:: DATA FOR THIS TASK ::
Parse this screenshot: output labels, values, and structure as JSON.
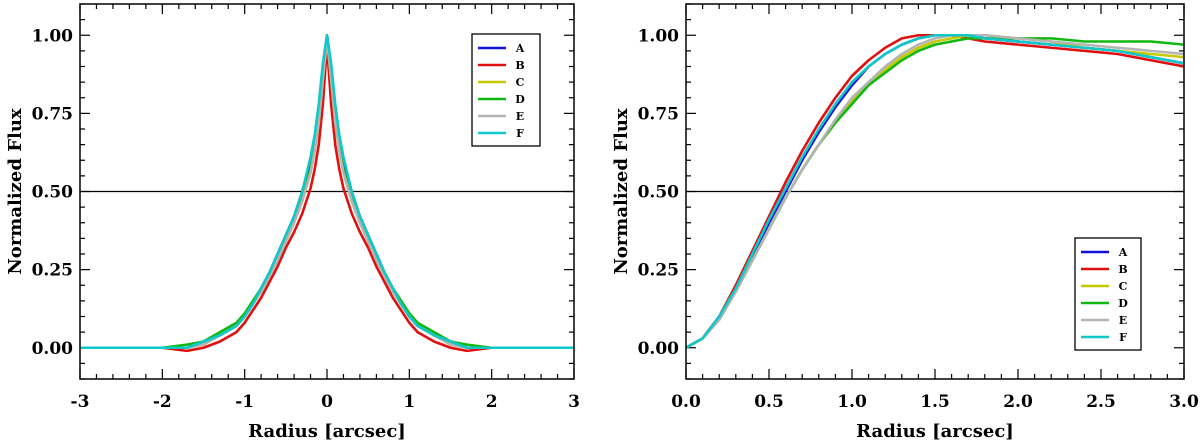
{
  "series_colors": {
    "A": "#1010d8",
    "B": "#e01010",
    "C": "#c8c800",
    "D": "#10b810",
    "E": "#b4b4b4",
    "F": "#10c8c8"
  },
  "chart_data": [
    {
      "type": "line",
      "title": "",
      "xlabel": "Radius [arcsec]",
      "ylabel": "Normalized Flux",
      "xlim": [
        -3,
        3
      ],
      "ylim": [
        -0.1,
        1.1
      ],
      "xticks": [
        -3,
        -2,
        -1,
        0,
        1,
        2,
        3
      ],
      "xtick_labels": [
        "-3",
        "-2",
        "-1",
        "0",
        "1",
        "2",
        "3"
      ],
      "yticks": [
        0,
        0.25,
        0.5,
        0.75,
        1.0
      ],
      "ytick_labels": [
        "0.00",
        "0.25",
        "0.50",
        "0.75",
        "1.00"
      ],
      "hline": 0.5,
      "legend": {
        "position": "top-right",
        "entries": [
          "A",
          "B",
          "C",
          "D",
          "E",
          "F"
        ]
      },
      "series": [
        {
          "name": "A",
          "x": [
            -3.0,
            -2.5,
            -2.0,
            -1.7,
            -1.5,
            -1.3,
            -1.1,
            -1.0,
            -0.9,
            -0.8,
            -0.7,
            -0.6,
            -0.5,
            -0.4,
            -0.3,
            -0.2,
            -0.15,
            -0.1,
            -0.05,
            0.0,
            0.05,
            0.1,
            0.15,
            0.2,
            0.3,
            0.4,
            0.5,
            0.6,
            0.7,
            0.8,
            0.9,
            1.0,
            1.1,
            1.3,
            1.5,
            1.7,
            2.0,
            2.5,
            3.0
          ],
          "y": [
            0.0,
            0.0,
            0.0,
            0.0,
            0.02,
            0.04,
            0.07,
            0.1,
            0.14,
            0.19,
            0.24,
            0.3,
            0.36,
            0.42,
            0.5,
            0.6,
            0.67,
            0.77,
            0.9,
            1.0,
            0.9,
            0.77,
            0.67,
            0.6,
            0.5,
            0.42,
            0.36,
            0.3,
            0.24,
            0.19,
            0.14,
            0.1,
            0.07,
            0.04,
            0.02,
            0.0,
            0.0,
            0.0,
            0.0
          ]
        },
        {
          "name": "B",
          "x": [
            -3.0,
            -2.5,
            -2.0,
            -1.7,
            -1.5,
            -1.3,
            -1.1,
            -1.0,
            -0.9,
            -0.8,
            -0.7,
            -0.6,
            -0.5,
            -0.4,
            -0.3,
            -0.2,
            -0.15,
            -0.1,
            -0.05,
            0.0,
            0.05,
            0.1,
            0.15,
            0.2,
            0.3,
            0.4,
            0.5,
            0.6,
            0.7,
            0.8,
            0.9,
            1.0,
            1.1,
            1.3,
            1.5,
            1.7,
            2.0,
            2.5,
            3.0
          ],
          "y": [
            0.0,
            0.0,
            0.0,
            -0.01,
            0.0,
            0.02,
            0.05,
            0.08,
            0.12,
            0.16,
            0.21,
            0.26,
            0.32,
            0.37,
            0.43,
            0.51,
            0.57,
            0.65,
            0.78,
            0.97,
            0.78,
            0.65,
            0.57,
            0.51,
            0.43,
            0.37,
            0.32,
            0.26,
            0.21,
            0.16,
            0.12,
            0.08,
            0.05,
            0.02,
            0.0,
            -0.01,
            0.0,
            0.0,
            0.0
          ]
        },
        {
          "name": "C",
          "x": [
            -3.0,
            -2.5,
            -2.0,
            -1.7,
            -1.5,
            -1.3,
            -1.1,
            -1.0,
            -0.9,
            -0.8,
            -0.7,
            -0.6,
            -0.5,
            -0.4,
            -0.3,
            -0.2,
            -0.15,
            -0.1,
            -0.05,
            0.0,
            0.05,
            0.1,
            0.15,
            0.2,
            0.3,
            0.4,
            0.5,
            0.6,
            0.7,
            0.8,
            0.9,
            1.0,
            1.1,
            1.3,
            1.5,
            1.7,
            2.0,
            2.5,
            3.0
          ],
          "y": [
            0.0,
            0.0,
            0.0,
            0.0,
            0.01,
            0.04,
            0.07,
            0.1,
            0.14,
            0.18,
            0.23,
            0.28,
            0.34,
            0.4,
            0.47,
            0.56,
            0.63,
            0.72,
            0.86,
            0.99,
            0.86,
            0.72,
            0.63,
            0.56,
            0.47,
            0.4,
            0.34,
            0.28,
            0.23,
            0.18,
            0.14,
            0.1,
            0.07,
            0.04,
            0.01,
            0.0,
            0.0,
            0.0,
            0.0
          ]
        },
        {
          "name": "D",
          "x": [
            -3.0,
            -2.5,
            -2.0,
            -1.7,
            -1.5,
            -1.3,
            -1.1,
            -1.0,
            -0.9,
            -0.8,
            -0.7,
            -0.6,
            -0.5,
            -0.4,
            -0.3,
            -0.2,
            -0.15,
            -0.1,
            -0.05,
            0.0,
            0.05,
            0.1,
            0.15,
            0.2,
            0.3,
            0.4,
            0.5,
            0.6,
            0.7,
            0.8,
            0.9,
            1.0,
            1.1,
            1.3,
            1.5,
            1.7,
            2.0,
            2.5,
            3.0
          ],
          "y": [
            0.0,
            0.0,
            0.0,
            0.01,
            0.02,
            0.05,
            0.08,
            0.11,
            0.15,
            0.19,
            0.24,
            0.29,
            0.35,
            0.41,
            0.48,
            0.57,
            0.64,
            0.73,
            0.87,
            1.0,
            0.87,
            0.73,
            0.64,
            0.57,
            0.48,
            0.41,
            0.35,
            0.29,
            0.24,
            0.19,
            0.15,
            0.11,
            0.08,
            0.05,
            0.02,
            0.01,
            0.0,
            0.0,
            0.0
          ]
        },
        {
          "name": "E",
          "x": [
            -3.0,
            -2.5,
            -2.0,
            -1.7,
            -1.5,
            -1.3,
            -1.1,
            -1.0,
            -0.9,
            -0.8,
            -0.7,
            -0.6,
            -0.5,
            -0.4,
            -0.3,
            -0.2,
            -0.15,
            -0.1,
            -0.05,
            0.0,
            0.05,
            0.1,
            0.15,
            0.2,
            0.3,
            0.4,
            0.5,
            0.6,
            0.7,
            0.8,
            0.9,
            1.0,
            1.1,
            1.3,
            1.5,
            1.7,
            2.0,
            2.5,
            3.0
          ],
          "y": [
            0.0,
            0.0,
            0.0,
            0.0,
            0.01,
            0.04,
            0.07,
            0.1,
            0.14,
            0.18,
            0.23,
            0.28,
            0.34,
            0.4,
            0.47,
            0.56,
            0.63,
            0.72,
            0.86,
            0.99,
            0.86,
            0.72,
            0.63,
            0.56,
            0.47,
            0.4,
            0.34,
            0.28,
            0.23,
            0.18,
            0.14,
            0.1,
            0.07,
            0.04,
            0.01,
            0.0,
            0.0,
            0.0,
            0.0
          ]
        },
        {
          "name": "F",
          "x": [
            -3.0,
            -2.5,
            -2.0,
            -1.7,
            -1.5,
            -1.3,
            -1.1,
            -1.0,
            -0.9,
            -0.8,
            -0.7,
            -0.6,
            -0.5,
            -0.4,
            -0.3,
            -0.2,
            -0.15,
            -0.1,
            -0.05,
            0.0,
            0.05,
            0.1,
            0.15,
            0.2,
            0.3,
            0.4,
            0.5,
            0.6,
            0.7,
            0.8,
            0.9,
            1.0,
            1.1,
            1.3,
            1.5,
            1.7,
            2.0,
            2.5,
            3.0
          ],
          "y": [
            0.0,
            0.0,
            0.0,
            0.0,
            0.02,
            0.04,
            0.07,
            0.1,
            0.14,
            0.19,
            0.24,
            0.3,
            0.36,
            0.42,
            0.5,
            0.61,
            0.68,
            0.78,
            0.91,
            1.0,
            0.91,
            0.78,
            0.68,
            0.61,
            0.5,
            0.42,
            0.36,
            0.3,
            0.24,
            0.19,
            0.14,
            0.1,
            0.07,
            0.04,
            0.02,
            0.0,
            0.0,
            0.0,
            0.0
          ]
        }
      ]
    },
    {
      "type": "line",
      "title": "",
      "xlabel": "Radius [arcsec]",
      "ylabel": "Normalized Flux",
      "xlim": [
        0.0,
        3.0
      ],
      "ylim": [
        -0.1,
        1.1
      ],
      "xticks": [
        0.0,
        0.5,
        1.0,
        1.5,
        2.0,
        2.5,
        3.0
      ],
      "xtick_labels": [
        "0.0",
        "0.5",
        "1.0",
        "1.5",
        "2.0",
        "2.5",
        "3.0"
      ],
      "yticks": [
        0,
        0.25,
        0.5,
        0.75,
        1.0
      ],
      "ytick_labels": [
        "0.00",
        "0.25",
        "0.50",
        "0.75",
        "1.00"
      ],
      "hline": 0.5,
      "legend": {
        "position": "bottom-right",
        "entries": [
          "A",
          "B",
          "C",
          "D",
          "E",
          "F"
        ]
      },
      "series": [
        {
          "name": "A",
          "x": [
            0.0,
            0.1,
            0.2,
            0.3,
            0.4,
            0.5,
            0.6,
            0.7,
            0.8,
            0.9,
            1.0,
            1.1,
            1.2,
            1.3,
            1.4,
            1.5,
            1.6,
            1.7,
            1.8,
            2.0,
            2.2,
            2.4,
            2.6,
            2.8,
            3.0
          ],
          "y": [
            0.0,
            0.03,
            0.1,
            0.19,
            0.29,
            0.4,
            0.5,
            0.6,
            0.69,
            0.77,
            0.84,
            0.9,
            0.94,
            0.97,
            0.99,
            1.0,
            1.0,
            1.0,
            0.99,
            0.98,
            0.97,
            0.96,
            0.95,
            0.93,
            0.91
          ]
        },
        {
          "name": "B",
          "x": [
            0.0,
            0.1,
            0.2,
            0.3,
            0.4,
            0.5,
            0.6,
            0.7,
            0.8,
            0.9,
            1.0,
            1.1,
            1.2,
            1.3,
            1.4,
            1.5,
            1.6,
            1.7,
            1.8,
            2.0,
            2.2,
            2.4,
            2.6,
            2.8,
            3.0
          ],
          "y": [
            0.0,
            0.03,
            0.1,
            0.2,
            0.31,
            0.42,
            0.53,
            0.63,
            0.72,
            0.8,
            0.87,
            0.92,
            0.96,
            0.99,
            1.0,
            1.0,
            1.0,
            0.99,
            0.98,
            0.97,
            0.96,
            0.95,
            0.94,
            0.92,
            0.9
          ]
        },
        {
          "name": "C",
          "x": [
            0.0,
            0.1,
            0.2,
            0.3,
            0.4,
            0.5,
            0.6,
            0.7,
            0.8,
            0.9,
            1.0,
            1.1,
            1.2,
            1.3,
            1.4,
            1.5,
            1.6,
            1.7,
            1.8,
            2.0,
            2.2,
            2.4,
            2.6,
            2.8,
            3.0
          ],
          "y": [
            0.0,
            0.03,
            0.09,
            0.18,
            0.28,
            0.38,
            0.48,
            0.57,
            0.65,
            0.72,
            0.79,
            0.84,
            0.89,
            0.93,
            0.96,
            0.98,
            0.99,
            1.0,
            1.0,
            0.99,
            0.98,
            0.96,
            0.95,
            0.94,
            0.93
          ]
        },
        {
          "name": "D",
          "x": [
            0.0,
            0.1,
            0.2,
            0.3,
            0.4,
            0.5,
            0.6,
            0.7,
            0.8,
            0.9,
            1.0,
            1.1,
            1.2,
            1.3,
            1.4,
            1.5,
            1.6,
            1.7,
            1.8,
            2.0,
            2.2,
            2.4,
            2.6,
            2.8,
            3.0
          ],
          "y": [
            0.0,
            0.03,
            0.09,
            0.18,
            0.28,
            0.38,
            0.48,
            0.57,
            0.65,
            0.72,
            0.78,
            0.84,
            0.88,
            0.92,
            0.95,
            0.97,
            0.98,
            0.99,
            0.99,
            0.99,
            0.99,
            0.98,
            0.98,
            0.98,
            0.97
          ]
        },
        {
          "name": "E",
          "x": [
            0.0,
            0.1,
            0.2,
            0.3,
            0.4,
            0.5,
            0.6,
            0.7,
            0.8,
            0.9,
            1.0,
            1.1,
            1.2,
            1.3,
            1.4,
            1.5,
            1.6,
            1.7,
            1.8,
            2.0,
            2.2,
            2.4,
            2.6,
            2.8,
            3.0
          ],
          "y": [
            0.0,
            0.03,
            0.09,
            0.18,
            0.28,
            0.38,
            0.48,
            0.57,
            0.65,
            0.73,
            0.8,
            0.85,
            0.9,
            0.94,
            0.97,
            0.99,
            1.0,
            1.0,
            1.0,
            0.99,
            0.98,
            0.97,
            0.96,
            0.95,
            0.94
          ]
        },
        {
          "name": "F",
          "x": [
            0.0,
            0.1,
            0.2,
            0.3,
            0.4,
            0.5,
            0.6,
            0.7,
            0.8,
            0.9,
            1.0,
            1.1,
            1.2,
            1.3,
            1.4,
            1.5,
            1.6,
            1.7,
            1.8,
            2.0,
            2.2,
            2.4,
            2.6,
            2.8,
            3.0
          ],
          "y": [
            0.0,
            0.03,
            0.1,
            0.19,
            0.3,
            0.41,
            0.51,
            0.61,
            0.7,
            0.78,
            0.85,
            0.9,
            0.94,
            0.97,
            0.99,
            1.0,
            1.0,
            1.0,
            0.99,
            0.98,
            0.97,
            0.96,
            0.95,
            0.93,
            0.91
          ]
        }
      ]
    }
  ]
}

:: AIM ::
Where a line in the material contains "position", copy that line.

:: FINAL ANSWER ::
        "position": "top-right",
        "position": "bottom-right",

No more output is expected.